--- Work task 1 ---
Using the text on Madrid's use of AI, decide whether each statement below agrees with it. Answer yes or no and quote the words that decide it.
(a) Madrid aims to cut building permit timelines to about six months.
(b) Corro described the agentic city as fundamentally about sensors, infrastructure, and dashboards.
(c) Madrid's urban planning processes have historically taken more than a decade.
--- Work task 2 ---
Answer these questions from the text on Madrid's use of AI.
(a) Which urban problem does the text call Madrid's clearest AI use case?
(b) What name did Corro give to the era replacing the "smart city"?
(c) Whose name did Corro use for the ordinary resident in his test for innovation?
--- Work task 3 ---
Write the next part of the text on Madrid's use of AI, picking up after its final sentence.

*** Study text Section Begins ***

Juan Corro brought the conversation down to street level — literally. Speaking for Madrid, he argued that cities no longer need to hunt abstractly for AI use cases, because the most valuable ones are sitting in plain sight, embedded in the hardest urban problems. For Madrid, the clearest of these is housing. He described two flagship efforts: one to accelerate urban planning processes that have historically taken more than a decade, and another to make building permits faster by rendering urban regulations machine-readable and integrating them with modern design workflows. The target is bold, cutting permit timelines from more than two years to roughly six months, and Corro tied it directly to public value, because faster permitting means faster housing in a city that badly needs it. 

It was Corro who offered the panel’s most quietly radical reframing. The era of the “smart city,” he suggested, is giving way to something he called the “agentic city.” A smart city is still fundamentally about technology like sensors, infrastructure, and dashboards. An agentic city is about the citizen, using AI to deliver value in people’s own language and context, including the bureaucratic complexity and administrative jargon that previous digital tools could never quite tame. His test for any innovation was disarmingly simple, and it doubled as a rebuke to a decade of technology-first urbanism: if it does not work for “Señora María”, the ordinary resident, then it does not work at all.

*** Study text Section Ends ***
*** Data excerpts Section Begins ***

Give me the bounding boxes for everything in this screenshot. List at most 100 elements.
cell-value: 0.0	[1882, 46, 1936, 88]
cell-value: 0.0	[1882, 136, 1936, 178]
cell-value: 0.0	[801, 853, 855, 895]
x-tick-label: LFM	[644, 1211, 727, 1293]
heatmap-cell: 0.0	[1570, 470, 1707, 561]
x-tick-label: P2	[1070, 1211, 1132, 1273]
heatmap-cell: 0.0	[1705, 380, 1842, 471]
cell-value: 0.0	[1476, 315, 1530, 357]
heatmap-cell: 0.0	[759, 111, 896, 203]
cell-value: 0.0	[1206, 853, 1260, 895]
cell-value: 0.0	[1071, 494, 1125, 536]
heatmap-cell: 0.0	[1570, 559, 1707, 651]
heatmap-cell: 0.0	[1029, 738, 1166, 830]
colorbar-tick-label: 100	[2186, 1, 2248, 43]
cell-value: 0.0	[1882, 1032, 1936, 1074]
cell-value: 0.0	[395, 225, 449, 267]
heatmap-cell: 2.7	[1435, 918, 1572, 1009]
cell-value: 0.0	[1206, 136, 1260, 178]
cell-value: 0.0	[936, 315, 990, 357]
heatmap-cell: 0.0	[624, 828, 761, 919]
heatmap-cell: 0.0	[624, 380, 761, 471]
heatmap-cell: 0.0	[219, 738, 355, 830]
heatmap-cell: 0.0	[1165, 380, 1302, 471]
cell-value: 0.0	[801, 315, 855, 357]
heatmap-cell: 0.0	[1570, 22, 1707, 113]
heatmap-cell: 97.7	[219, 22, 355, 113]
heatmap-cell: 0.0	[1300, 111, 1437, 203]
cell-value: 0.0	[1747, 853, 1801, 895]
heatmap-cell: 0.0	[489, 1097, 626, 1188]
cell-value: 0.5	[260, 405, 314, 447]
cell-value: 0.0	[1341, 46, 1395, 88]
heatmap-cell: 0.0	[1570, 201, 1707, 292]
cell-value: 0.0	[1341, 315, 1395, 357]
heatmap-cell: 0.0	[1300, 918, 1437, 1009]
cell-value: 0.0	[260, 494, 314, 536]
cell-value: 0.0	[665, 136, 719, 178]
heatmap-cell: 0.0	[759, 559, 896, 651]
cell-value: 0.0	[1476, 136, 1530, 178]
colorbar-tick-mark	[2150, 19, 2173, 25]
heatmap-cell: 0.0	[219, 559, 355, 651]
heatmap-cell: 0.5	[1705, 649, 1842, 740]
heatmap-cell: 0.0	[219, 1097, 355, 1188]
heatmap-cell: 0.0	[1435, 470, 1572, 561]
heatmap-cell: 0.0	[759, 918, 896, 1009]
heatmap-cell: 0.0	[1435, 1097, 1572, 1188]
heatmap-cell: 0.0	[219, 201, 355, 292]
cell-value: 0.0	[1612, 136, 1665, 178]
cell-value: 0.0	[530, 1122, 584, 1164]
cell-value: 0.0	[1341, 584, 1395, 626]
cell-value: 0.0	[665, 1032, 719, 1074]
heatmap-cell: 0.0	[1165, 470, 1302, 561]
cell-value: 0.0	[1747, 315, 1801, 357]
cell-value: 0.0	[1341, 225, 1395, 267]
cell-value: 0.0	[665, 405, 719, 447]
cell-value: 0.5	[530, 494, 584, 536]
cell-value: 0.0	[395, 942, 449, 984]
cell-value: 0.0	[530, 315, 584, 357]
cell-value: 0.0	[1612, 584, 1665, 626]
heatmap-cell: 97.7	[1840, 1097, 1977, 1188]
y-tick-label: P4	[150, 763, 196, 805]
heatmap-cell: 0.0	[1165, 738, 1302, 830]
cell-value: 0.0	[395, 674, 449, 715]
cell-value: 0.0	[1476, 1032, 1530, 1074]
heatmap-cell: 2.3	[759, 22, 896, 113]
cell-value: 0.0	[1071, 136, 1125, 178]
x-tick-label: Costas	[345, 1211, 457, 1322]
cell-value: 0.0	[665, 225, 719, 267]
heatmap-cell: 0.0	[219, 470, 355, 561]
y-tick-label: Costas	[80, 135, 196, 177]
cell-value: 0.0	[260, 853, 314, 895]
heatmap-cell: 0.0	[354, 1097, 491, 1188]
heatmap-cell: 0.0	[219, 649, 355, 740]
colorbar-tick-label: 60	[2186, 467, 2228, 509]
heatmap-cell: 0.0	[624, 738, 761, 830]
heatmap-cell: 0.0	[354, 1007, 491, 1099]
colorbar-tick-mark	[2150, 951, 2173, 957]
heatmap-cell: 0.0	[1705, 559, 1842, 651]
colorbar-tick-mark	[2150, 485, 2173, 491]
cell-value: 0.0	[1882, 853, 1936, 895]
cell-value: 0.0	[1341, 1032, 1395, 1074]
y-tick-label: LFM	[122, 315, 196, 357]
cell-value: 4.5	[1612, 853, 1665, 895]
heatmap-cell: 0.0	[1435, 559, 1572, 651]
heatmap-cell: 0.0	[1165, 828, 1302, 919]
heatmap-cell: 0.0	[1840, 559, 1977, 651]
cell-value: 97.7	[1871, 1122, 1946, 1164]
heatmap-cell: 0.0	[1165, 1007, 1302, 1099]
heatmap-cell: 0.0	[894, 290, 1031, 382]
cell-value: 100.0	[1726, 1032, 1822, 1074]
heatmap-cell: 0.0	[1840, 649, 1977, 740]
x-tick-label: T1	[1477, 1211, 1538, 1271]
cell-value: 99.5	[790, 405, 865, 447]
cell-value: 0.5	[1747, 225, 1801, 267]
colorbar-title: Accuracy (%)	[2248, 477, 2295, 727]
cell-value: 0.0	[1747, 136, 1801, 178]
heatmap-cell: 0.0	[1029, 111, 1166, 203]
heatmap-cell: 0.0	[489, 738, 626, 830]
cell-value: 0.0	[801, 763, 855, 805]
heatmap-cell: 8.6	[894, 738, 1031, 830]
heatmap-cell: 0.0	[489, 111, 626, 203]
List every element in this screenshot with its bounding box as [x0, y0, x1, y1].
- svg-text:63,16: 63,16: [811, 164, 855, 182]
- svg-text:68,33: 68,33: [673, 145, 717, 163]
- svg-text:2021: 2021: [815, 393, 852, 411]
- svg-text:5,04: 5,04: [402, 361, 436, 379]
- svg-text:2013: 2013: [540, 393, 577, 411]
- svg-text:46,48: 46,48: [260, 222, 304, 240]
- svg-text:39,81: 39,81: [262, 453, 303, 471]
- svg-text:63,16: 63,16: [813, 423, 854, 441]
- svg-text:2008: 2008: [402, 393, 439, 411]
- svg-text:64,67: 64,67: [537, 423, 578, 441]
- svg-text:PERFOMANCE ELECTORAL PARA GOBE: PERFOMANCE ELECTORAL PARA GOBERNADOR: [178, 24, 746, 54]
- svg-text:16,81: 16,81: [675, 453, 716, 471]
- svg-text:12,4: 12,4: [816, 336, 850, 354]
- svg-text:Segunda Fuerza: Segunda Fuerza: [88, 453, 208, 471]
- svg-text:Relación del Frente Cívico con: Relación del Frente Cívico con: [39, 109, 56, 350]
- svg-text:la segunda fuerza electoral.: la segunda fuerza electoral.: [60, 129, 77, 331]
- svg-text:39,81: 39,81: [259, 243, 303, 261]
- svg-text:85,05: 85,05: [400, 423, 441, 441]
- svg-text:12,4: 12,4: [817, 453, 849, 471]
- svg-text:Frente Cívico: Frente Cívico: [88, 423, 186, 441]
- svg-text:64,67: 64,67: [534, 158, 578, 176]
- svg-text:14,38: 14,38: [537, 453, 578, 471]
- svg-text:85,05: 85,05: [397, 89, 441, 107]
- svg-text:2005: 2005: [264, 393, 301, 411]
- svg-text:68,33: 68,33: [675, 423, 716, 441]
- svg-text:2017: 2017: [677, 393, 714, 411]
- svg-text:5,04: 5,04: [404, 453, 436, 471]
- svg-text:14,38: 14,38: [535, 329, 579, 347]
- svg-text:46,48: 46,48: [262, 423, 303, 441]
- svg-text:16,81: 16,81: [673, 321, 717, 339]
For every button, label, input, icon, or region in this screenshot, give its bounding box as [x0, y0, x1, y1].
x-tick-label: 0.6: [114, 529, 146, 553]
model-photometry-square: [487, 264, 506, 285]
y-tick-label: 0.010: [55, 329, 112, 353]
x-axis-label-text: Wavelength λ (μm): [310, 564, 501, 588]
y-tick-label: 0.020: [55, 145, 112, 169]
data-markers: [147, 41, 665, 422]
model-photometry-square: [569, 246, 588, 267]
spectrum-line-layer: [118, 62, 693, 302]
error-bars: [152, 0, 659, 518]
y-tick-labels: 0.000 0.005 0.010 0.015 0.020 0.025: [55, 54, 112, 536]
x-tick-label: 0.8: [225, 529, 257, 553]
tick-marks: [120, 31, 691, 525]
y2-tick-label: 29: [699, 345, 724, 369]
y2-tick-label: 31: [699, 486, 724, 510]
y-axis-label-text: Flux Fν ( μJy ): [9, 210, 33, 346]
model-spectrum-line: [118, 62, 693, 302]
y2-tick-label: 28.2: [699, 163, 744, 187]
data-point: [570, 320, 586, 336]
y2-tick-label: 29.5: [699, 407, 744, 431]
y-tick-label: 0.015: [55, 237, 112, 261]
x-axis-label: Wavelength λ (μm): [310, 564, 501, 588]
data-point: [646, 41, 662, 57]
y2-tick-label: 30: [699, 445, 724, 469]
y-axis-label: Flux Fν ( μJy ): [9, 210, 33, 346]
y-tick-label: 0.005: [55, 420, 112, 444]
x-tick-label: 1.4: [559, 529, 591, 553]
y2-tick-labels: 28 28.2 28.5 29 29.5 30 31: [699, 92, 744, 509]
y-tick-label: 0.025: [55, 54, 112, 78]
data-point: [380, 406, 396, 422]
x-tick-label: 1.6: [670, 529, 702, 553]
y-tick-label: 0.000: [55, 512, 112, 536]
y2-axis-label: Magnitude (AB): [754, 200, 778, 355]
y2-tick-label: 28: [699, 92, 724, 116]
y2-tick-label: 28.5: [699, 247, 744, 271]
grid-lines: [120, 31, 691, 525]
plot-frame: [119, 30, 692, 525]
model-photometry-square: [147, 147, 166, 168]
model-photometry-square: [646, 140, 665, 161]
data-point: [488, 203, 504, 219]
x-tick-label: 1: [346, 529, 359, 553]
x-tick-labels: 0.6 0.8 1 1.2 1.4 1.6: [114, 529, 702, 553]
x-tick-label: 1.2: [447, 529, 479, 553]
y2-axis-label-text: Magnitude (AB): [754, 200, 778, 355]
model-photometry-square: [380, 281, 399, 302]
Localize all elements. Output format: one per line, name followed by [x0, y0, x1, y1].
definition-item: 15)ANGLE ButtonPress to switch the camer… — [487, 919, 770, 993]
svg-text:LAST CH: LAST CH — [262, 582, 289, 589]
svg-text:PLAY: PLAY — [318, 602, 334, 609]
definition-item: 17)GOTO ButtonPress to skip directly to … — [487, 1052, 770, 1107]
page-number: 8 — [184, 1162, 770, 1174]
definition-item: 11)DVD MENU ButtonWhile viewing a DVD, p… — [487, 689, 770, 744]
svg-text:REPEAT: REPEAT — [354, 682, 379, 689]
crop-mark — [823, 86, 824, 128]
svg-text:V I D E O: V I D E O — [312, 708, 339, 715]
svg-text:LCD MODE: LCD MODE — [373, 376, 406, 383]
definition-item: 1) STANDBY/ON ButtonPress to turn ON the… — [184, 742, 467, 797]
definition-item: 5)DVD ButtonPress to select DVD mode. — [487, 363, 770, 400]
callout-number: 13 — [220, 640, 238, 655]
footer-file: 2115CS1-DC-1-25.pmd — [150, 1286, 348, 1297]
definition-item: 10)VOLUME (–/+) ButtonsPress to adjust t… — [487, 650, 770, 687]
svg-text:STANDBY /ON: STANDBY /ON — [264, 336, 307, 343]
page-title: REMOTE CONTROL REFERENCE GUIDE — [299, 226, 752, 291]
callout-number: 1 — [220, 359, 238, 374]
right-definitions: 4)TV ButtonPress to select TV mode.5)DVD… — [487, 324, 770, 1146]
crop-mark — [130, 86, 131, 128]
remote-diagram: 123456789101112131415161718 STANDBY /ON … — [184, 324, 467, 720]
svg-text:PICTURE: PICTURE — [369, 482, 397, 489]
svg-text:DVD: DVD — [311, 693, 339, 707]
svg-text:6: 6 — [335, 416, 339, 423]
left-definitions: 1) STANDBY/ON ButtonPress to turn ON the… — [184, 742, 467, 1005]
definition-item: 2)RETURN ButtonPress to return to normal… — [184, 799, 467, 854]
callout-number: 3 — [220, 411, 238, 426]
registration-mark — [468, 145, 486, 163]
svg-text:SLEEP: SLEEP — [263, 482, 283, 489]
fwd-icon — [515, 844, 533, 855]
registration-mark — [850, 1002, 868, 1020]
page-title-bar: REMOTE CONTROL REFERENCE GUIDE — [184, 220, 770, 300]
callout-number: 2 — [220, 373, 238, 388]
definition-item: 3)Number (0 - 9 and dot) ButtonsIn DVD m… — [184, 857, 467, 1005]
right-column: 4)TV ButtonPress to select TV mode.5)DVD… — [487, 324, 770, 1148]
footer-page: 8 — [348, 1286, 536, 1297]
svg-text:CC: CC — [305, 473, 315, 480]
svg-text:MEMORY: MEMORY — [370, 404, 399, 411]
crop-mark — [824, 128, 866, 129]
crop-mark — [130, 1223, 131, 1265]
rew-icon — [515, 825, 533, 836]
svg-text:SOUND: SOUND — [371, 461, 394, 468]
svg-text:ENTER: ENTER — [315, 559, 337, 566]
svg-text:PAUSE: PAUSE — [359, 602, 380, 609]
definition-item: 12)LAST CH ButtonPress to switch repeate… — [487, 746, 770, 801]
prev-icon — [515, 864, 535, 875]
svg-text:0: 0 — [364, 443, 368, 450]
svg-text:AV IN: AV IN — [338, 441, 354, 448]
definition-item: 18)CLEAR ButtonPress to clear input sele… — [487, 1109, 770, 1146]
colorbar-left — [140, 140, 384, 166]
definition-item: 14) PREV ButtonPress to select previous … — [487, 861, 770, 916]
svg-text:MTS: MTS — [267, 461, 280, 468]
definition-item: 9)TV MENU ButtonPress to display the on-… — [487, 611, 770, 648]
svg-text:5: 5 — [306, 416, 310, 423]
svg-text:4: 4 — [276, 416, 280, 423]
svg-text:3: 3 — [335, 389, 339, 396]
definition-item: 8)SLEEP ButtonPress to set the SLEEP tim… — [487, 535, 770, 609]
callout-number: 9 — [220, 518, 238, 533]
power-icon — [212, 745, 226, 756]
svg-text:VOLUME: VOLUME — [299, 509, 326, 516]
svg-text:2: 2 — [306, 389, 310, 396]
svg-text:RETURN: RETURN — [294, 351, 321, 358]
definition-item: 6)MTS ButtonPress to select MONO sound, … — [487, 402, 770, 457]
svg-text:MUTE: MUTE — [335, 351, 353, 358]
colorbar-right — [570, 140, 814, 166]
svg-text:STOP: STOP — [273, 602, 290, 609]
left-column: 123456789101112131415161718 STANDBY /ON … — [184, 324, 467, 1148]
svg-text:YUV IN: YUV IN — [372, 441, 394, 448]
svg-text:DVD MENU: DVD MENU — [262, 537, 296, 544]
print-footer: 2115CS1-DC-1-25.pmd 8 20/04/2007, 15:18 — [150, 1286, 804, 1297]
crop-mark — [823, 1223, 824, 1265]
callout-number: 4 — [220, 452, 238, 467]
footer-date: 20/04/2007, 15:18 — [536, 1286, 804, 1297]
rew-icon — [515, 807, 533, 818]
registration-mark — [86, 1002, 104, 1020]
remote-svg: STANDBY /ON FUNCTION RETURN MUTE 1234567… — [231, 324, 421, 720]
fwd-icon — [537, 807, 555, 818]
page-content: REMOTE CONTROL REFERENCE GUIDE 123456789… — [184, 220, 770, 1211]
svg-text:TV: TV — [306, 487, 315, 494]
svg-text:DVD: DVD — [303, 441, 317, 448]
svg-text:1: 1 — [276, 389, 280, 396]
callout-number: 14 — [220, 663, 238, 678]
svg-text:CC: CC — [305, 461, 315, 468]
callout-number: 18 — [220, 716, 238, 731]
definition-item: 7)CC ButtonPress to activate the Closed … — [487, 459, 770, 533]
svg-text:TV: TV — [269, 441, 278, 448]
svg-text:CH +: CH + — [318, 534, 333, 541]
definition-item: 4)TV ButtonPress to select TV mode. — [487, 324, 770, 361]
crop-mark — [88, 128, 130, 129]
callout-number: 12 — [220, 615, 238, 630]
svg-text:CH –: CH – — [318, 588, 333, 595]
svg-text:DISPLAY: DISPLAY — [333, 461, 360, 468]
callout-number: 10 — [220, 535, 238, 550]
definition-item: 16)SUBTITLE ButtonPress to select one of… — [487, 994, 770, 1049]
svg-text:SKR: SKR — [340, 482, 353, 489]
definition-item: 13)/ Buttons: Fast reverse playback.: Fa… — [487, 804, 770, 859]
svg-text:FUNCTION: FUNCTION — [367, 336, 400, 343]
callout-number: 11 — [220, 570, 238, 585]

*** Data excerpts Section Ends ***

--- Reply 1 ---
(a) Yes: "cutting permit timelines from more than two years to roughly six months"
(b) No: "An agentic city is about the citizen"
(c) Yes: "urban planning processes that have historically taken more than a decade"

--- Reply 2 ---
(a) Housing
(b) The "agentic city"
(c) "Señora María"

--- Reply 3 ---
What emerged across the hour was less a debate than a quiet consensus, hardened by experience. The panelists had all, in different jurisdictions and at different scales, learned the same lessons the hard way. AI is not a strategy you announce. AI is a capability you build, on foundations most governments have not yet laid. The technology is rarely the hard part. The data, the procurement, the workforce, the institutional courage to start with a problem rather than a product, that is where transformation lives or dies. 

Carlos Santiso, closing the session, drew the threads together into the framing that had opened it. Governments are no longer asking whether to use AI. They are confronting the much harder question of how, and the answer, this panel made clear, has remarkably little to do with the models themselves. 

Key Takeaways 

  • Start with the problem, not the technology. The most common failure mode in government AI is announcing a solution before clearly defining the service failure or citizen need it is meant to address. Reframing an “AI pharmacist” as a fight against preventable prescribing harm changes everything, including public trust. 
  • Transparency is a tool, not a risk. Publishing code, evaluations, and algorithmic transparency reports does not expose governments to danger; it builds public trust and improves the work by inviting outside scrutiny and contribution. 
  • AI cannot fix a broken process. Much of real transformation is process re-engineering and procedural simplification, work that is not digital at all. The goal should be “silent AI,” so well integrated that citizens and public servants stop thinking of it as separate. 
  • Data readiness comes first. If patient or citizen data is fragmented across dozens of incompatible systems, or still collected on paper, AI ambitions are premature. The unglamorous work of data architecture is the precondition for everything else.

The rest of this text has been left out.